**Problem to work on**. Return each entry exactly, with none missing.

**The data**.
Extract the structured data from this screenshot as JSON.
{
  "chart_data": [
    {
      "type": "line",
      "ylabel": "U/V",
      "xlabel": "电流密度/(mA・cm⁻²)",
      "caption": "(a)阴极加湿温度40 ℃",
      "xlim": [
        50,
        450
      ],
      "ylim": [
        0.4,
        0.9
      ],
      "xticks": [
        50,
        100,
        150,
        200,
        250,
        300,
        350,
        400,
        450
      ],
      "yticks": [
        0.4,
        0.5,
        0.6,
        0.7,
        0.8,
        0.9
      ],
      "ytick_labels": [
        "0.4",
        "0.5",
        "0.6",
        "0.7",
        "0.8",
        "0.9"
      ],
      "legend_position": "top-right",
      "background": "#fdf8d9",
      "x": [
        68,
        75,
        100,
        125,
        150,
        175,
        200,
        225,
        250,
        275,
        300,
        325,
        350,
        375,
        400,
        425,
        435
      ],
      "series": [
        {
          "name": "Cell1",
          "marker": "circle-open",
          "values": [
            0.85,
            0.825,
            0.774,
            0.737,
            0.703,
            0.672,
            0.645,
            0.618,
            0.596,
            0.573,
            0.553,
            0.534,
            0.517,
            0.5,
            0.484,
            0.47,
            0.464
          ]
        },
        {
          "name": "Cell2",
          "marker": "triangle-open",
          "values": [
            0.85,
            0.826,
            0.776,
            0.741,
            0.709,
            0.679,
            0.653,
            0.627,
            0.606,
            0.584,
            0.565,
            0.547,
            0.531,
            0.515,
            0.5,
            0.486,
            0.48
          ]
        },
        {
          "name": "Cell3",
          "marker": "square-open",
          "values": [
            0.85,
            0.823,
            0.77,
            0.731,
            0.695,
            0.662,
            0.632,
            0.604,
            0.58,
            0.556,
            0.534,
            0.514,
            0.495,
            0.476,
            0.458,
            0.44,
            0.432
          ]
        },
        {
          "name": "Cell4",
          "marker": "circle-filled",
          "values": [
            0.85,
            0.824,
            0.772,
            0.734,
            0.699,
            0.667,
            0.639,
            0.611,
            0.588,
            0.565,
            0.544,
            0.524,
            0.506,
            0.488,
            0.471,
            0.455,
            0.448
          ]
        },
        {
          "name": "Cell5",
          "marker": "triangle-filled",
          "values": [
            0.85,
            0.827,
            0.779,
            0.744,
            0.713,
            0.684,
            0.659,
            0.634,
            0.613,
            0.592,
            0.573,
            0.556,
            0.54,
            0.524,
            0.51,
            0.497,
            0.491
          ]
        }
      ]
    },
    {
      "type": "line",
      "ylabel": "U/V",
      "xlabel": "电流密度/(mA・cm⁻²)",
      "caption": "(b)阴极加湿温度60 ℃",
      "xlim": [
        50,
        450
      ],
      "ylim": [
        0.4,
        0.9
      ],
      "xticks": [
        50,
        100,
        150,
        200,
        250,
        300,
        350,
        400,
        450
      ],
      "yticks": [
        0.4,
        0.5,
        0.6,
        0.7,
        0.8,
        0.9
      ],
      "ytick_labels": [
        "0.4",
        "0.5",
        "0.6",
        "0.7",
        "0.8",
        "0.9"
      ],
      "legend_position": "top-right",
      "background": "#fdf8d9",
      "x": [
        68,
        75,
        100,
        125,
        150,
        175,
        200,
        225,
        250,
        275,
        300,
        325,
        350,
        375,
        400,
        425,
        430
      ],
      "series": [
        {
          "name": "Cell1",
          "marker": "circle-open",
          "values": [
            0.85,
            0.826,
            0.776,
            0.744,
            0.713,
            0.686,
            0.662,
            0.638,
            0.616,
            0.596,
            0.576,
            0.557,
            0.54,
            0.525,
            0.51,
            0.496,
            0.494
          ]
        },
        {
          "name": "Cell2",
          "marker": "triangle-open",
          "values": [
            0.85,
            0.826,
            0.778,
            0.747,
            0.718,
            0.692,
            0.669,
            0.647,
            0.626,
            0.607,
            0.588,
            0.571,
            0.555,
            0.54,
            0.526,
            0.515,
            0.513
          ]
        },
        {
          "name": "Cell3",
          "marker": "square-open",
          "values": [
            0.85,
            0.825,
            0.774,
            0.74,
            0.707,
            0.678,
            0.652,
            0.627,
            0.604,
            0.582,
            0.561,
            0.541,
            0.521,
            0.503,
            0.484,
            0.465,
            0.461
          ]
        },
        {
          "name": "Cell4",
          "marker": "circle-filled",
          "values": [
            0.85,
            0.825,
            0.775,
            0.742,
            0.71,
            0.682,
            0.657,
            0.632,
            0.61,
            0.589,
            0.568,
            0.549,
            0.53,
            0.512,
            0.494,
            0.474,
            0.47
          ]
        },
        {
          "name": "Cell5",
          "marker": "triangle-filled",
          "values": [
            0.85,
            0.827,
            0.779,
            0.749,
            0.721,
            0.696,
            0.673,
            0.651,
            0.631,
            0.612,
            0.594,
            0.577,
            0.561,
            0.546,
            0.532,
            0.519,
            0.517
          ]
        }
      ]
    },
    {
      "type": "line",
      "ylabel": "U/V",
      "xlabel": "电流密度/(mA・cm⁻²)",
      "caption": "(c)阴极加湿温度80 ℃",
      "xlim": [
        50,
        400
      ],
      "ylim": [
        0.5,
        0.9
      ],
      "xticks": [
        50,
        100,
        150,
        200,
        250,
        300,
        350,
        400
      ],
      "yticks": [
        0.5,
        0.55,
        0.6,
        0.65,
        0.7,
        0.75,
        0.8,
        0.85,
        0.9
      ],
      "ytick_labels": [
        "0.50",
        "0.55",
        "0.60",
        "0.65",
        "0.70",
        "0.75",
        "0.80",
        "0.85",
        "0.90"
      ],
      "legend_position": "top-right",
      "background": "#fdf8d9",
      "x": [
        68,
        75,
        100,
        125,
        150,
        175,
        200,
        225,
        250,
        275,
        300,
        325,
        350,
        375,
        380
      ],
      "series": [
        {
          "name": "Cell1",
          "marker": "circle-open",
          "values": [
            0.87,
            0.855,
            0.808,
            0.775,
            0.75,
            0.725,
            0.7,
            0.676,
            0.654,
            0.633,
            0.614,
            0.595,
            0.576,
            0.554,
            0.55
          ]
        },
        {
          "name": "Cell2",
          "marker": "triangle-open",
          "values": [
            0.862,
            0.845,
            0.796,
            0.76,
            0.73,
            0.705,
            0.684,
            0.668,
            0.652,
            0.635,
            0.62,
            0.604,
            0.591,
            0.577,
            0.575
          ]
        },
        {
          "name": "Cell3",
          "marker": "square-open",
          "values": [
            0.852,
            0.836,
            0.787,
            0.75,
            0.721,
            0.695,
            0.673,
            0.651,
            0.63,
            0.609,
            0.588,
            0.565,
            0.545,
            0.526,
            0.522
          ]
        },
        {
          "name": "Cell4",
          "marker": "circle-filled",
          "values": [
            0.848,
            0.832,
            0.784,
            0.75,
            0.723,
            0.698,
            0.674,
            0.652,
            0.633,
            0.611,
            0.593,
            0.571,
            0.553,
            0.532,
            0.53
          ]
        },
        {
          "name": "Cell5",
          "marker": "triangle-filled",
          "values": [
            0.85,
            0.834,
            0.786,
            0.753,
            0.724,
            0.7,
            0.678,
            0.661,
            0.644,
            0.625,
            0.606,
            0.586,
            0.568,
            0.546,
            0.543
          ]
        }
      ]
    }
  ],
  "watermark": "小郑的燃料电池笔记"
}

**The result**.
Extract the structured data from this screenshot as JSON.
{
  "chart_data": [
    {
      "type": "line",
      "ylabel": "U/V",
      "xlabel": "电流密度/(mA・cm⁻²)",
      "caption": "(a)阴极加湿温度40 ℃",
      "xlim": [
        50,
        450
      ],
      "ylim": [
        0.4,
        0.9
      ],
      "xticks": [
        50,
        100,
        150,
        200,
        250,
        300,
        350,
        400,
        450
      ],
      "yticks": [
        0.4,
        0.5,
        0.6,
        0.7,
        0.8,
        0.9
      ],
      "ytick_labels": [
        "0.4",
        "0.5",
        "0.6",
        "0.7",
        "0.8",
        "0.9"
      ],
      "legend_position": "top-right",
      "background": "#fdf8d9",
      "x": [
        68,
        75,
        100,
        125,
        150,
        175,
        200,
        225,
        250,
        275,
        300,
        325,
        350,
        375,
        400,
        425,
        435
      ],
      "series": [
        {
          "name": "Cell1",
          "marker": "circle-open",
          "values": [
            0.85,
            0.825,
            0.774,
            0.737,
            0.703,
            0.672,
            0.645,
            0.618,
            0.596,
            0.573,
            0.553,
            0.534,
            0.517,
            0.5,
            0.484,
            0.47,
            0.464
          ]
        },
        {
          "name": "Cell2",
          "marker": "triangle-open",
          "values": [
            0.85,
            0.826,
            0.776,
            0.741,
            0.709,
            0.679,
            0.653,
            0.627,
            0.606,
            0.584,
            0.565,
            0.547,
            0.531,
            0.515,
            0.5,
            0.486,
            0.48
          ]
        },
        {
          "name": "Cell3",
          "marker": "square-open",
          "values": [
            0.85,
            0.823,
            0.77,
            0.731,
            0.695,
            0.662,
            0.632,
            0.604,
            0.58,
            0.556,
            0.534,
            0.514,
            0.495,
            0.476,
            0.458,
            0.44,
            0.432
          ]
        },
        {
          "name": "Cell4",
          "marker": "circle-filled",
          "values": [
            0.85,
            0.824,
            0.772,
            0.734,
            0.699,
            0.667,
            0.639,
            0.611,
            0.588,
            0.565,
            0.544,
            0.524,
            0.506,
            0.488,
            0.471,
            0.455,
            0.448
          ]
        },
        {
          "name": "Cell5",
          "marker": "triangle-filled",
          "values": [
            0.85,
            0.827,
            0.779,
            0.744,
            0.713,
            0.684,
            0.659,
            0.634,
            0.613,
            0.592,
            0.573,
            0.556,
            0.54,
            0.524,
            0.51,
            0.497,
            0.491
          ]
        }
      ]
    },
    {
      "type": "line",
      "ylabel": "U/V",
      "xlabel": "电流密度/(mA・cm⁻²)",
      "caption": "(b)阴极加湿温度60 ℃",
      "xlim": [
        50,
        450
      ],
      "ylim": [
        0.4,
        0.9
      ],
      "xticks": [
        50,
        100,
        150,
        200,
        250,
        300,
        350,
        400,
        450
      ],
      "yticks": [
        0.4,
        0.5,
        0.6,
        0.7,
        0.8,
        0.9
      ],
      "ytick_labels": [
        "0.4",
        "0.5",
        "0.6",
        "0.7",
        "0.8",
        "0.9"
      ],
      "legend_position": "top-right",
      "background": "#fdf8d9",
      "x": [
        68,
        75,
        100,
        125,
        150,
        175,
        200,
        225,
        250,
        275,
        300,
        325,
        350,
        375,
        400,
        425,
        430
      ],
      "series": [
        {
          "name": "Cell1",
          "marker": "circle-open",
          "values": [
            0.85,
            0.826,
            0.776,
            0.744,
            0.713,
            0.686,
            0.662,
            0.638,
            0.616,
            0.596,
            0.576,
            0.557,
            0.54,
            0.525,
            0.51,
            0.496,
            0.494
          ]
        },
        {
          "name": "Cell2",
          "marker": "triangle-open",
          "values": [
            0.85,
            0.826,
            0.778,
            0.747,
            0.718,
            0.692,
            0.669,
            0.647,
            0.626,
            0.607,
            0.588,
            0.571,
            0.555,
            0.54,
            0.526,
            0.515,
            0.513
          ]
        },
        {
          "name": "Cell3",
          "marker": "square-open",
          "values": [
            0.85,
            0.825,
            0.774,
            0.74,
            0.707,
            0.678,
            0.652,
            0.627,
            0.604,
            0.582,
            0.561,
            0.541,
            0.521,
            0.503,
            0.484,
            0.465,
            0.461
          ]
        },
        {
          "name": "Cell4",
          "marker": "circle-filled",
          "values": [
            0.85,
            0.825,
            0.775,
            0.742,
            0.71,
            0.682,
            0.657,
            0.632,
            0.61,
            0.589,
            0.568,
            0.549,
            0.53,
            0.512,
            0.494,
            0.474,
            0.47
          ]
        },
        {
          "name": "Cell5",
          "marker": "triangle-filled",
          "values": [
            0.85,
            0.827,
            0.779,
            0.749,
            0.721,
            0.696,
            0.673,
            0.651,
            0.631,
            0.612,
            0.594,
            0.577,
            0.561,
            0.546,
            0.532,
            0.519,
            0.517
          ]
        }
      ]
    },
    {
      "type": "line",
      "ylabel": "U/V",
      "xlabel": "电流密度/(mA・cm⁻²)",
      "caption": "(c)阴极加湿温度80 ℃",
      "xlim": [
        50,
        400
      ],
      "ylim": [
        0.5,
        0.9
      ],
      "xticks": [
        50,
        100,
        150,
        200,
        250,
        300,
        350,
        400
      ],
      "yticks": [
        0.5,
        0.55,
        0.6,
        0.65,
        0.7,
        0.75,
        0.8,
        0.85,
        0.9
      ],
      "ytick_labels": [
        "0.50",
        "0.55",
        "0.60",
        "0.65",
        "0.70",
        "0.75",
        "0.80",
        "0.85",
        "0.90"
      ],
      "legend_position": "top-right",
      "background": "#fdf8d9",
      "x": [
        68,
        75,
        100,
        125,
        150,
        175,
        200,
        225,
        250,
        275,
        300,
        325,
        350,
        375,
        380
      ],
      "series": [
        {
          "name": "Cell1",
          "marker": "circle-open",
          "values": [
            0.87,
            0.855,
            0.808,
            0.775,
            0.75,
            0.725,
            0.7,
            0.676,
            0.654,
            0.633,
            0.614,
            0.595,
            0.576,
            0.554,
            0.55
          ]
        },
        {
          "name": "Cell2",
          "marker": "triangle-open",
          "values": [
            0.862,
            0.845,
            0.796,
            0.76,
            0.73,
            0.705,
            0.684,
            0.668,
            0.652,
            0.635,
            0.62,
            0.604,
            0.591,
            0.577,
            0.575
          ]
        },
        {
          "name": "Cell3",
          "marker": "square-open",
          "values": [
            0.852,
            0.836,
            0.787,
            0.75,
            0.721,
            0.695,
            0.673,
            0.651,
            0.63,
            0.609,
            0.588,
            0.565,
            0.545,
            0.526,
            0.522
          ]
        },
        {
          "name": "Cell4",
          "marker": "circle-filled",
          "values": [
            0.848,
            0.832,
            0.784,
            0.75,
            0.723,
            0.698,
            0.674,
            0.652,
            0.633,
            0.611,
            0.593,
            0.571,
            0.553,
            0.532,
            0.53
          ]
        },
        {
          "name": "Cell5",
          "marker": "triangle-filled",
          "values": [
            0.85,
            0.834,
            0.786,
            0.753,
            0.724,
            0.7,
            0.678,
            0.661,
            0.644,
            0.625,
            0.606,
            0.586,
            0.568,
            0.546,
            0.543
          ]
        }
      ]
    }
  ],
  "watermark": "小郑的燃料电池笔记"
}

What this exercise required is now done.